▶ DOCUMENT EXCERPT:
-- START --

The adage “though the mills of God grinds slowly, they grind exceeding small” rings true for the Brandhill Africa’s effort in deepening intra-African engagement between the CEOs of the investment promotion agencies (IPA) in particular, and the economic development agencies in general. The progress made this far clearly proves that our effort is unstoppable. The support from our anchor partner, the Gauteng Growth and Development Agency (GGDA) has been more than humbling, and to say we’re grateful will be a gross understatement of the truth.

As they say a journey of a million miles starts with the first – or an elephant is eaten piece by piece – we have launched our initiative with the thirteen biggest trading partners of the Gauteng City Region. These were as follows:

  • Biggest import sources for the GCR: Lesotho, Eswatini,  Namibia, Botswana, Democratic Republic of Congo,  Zimbabwe,  Mozambique, Zambia, Angola, Nigeria and Ghana.
  • Biggest export destinations for the GCR: Lesotho, Eswatini, Namibia,  Botswana,  Zimbabwe, Mozambique,  Zambia, Democratic Republic of Congo, Malawi and Kenya.

-- END --

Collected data
-- START --

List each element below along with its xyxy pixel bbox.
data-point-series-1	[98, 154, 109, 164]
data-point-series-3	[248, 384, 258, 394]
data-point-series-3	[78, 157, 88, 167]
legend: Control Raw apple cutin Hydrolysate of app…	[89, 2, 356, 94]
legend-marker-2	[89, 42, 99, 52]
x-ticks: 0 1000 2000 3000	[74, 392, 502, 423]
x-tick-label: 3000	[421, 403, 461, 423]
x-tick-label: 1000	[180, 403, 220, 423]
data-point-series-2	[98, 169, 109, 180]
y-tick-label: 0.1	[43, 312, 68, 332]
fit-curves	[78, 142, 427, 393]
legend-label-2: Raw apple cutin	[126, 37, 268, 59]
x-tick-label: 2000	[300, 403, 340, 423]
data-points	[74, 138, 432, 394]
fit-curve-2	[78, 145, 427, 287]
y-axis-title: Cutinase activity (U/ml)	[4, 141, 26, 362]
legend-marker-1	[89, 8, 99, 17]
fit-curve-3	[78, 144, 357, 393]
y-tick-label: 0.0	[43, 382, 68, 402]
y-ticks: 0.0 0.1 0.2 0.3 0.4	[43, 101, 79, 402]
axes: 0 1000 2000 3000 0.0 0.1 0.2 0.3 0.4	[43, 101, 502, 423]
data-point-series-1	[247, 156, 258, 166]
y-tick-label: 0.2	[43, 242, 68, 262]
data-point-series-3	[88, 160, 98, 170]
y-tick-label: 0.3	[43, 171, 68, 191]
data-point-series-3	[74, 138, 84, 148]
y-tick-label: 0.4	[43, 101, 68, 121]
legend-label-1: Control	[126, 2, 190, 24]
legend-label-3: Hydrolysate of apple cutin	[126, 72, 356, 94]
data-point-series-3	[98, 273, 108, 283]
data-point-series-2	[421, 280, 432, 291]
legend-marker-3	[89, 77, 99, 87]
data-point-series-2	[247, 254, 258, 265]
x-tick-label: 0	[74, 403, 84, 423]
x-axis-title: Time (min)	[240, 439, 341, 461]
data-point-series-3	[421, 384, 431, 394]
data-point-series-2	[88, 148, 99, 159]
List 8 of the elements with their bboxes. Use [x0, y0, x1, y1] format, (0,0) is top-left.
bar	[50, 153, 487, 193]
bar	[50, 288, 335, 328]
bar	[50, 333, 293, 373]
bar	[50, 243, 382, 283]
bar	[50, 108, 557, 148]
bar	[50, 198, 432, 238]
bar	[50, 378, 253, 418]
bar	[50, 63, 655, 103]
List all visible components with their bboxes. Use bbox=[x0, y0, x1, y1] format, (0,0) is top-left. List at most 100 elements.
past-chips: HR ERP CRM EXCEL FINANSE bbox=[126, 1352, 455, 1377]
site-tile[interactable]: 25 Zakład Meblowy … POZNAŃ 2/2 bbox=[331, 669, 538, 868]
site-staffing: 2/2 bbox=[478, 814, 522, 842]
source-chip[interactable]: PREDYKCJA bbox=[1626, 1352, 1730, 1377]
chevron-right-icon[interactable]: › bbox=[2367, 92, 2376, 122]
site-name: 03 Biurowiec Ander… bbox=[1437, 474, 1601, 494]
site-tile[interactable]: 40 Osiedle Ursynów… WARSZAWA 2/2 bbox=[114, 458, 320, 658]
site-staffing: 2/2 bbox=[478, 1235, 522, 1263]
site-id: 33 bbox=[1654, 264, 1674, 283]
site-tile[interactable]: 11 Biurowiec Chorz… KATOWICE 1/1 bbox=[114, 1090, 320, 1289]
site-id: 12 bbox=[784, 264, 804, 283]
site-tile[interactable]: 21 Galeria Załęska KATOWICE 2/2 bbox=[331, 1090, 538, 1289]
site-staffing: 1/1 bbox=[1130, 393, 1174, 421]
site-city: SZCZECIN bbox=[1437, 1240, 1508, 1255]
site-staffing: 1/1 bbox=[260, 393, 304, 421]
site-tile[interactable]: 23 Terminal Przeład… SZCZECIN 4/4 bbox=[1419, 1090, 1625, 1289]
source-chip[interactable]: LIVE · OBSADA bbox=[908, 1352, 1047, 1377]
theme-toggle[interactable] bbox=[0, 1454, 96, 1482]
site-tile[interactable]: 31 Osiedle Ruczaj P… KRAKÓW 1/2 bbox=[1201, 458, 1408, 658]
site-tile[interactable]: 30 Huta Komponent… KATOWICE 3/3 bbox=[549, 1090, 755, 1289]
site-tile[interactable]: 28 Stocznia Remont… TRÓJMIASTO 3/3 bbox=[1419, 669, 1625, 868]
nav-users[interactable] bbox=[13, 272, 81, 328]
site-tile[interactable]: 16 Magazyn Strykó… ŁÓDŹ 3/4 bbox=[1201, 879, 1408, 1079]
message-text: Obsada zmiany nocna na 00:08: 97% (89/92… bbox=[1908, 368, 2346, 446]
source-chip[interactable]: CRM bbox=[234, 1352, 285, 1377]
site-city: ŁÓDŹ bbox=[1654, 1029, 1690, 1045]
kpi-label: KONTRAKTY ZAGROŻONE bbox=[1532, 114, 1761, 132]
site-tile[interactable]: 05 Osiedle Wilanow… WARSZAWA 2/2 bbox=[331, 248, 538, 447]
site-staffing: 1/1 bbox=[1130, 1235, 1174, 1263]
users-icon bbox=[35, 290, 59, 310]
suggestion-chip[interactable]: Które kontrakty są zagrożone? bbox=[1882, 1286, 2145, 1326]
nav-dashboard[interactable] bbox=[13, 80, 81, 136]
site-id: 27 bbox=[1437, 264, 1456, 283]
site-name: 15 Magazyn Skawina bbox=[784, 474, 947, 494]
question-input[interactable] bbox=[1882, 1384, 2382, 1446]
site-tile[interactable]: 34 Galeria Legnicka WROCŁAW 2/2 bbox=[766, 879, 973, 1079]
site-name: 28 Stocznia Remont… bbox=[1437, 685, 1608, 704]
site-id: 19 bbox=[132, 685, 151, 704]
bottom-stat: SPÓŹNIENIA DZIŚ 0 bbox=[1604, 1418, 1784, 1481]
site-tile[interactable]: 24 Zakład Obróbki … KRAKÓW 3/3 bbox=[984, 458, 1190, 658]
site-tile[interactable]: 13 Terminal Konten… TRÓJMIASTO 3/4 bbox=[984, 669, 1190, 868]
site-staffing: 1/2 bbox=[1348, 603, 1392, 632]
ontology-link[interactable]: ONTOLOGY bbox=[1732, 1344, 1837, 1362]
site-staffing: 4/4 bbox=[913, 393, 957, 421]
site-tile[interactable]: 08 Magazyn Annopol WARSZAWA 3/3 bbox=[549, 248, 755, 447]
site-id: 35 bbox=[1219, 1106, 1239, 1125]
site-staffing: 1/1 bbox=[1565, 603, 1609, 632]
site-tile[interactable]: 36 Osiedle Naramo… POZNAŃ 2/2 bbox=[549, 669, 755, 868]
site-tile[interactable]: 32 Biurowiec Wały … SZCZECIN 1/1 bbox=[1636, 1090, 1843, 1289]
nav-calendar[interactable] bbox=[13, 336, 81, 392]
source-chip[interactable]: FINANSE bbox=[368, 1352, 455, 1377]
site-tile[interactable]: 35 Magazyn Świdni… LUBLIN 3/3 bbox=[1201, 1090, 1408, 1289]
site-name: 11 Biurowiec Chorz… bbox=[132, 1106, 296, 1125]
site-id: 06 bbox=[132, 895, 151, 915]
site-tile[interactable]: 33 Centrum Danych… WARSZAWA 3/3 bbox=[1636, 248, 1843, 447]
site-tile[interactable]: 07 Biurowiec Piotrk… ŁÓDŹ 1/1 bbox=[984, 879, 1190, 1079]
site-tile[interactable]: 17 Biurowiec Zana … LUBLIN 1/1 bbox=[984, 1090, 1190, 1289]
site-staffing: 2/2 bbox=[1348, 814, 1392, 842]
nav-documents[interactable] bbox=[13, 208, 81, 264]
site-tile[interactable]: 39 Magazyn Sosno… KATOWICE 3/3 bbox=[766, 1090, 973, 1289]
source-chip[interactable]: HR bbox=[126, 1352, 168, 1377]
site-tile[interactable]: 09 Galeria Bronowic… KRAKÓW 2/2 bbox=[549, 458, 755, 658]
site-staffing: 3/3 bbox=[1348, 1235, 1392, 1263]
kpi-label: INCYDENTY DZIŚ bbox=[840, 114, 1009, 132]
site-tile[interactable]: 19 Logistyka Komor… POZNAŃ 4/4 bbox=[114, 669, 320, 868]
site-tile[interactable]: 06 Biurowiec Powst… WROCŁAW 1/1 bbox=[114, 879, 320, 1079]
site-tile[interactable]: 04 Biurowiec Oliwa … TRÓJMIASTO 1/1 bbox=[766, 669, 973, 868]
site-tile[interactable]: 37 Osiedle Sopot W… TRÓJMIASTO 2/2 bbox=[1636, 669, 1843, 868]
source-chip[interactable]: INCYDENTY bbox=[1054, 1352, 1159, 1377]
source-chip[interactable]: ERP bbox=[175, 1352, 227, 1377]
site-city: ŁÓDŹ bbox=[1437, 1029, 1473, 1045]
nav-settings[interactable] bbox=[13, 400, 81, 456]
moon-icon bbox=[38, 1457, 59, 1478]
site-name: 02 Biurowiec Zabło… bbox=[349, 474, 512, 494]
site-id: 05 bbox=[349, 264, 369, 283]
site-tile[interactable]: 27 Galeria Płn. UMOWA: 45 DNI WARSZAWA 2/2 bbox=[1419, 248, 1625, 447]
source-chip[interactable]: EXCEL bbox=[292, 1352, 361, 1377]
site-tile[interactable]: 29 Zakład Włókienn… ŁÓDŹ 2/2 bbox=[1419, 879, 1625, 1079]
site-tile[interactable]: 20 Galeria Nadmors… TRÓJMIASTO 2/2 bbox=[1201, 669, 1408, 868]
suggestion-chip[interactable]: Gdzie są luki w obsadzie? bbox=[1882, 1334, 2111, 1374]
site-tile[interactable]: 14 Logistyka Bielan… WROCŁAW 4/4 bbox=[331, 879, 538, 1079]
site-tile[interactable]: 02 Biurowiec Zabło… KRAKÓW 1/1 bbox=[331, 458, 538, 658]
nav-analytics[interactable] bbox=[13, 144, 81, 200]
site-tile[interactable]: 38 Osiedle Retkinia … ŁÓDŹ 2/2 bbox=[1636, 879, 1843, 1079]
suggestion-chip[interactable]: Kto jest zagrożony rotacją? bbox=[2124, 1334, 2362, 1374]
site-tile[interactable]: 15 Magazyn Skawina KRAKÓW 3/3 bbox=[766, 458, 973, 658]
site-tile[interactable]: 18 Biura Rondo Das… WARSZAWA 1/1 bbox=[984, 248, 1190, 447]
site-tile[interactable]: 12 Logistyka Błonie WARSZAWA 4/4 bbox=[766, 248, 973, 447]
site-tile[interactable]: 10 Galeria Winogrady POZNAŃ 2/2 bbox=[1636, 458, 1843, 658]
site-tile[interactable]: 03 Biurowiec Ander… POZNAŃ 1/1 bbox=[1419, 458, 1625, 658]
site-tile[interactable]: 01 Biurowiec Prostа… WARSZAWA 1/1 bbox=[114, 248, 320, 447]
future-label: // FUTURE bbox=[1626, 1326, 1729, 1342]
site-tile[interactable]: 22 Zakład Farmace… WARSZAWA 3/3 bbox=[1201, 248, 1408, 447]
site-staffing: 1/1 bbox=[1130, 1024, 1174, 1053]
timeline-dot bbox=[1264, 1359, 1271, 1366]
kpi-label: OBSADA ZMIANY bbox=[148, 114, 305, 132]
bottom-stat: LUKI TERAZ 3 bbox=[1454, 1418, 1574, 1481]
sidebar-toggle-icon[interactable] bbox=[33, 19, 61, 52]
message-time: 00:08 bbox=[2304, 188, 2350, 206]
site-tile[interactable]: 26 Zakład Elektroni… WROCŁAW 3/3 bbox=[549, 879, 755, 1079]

-- END --

▶ YOUR TASKS:
a) In the Brandhill Africa piece, which organization is named as the anchor partner?
b) Please write the next part of the Brandhill Africa piece, picking up after its final sentence.
The rows were gathered from a separate source.

▶ RESPONSES TO THE TASKS:
a) The Gauteng Growth and Development Agency (GGDA).

b)
The GCR is an economic powerhouse on the continent. It contributes 35% to South Africa’s GDP – five percent more than the combined GDP of the second and third biggest contributors, the Western Cape and KwaZulu-Natal respectively.

Although the forum was conceived to only cover 13 biggest trading partners of GCR  during its first phase of inception, we have since decided that in line with the recommendation from my recent meeting with the Secretary-General of the AfCFTA, H.E. Mr Wamkele Mene, that every pan African initiative should endeavour to spread its reach across all regional economic blocs; and also have at least one country from Anglophone, Lusophone, Francophone and Arabic African states (Egypt and Maghreb).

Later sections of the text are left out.